=== What you should do ===
Below are some records; retype all of them exactly.

=== Stored items ===
---------------

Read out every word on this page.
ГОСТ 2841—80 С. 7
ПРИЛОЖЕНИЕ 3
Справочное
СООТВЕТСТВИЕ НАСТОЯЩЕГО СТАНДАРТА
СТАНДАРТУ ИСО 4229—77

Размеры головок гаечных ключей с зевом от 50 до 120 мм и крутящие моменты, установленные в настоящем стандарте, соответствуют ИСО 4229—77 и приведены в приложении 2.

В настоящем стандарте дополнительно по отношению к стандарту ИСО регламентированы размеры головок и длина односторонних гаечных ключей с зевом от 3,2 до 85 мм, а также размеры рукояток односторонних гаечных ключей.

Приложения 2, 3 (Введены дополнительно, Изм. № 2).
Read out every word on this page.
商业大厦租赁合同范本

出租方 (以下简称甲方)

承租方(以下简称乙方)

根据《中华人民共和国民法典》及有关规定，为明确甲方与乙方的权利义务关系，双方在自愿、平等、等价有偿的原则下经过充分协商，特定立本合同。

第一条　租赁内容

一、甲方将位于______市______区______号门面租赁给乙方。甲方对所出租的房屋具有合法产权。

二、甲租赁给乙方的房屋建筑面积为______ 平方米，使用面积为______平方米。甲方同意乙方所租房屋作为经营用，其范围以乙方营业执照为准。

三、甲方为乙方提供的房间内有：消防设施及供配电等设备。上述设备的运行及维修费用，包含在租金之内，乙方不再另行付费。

---------------

=== Reply to the task ===
Read out every word on this page.
ГОСТ 2841—80 С. 7
ПРИЛОЖЕНИЕ 3
Справочное
СООТВЕТСТВИЕ НАСТОЯЩЕГО СТАНДАРТА
СТАНДАРТУ ИСО 4229—77

Размеры головок гаечных ключей с зевом от 50 до 120 мм и крутящие моменты, установленные в настоящем стандарте, соответствуют ИСО 4229—77 и приведены в приложении 2.

В настоящем стандарте дополнительно по отношению к стандарту ИСО регламентированы размеры головок и длина односторонних гаечных ключей с зевом от 3,2 до 85 мм, а также размеры рукояток односторонних гаечных ключей.

Приложения 2, 3 (Введены дополнительно, Изм. № 2).
Read out every word on this page.
商业大厦租赁合同范本

出租方 (以下简称甲方)

承租方(以下简称乙方)

根据《中华人民共和国民法典》及有关规定，为明确甲方与乙方的权利义务关系，双方在自愿、平等、等价有偿的原则下经过充分协商，特定立本合同。

第一条　租赁内容

一、甲方将位于______市______区______号门面租赁给乙方。甲方对所出租的房屋具有合法产权。

二、甲租赁给乙方的房屋建筑面积为______ 平方米，使用面积为______平方米。甲方同意乙方所租房屋作为经营用，其范围以乙方营业执照为准。

三、甲方为乙方提供的房间内有：消防设施及供配电等设备。上述设备的运行及维修费用，包含在租金之内，乙方不再另行付费。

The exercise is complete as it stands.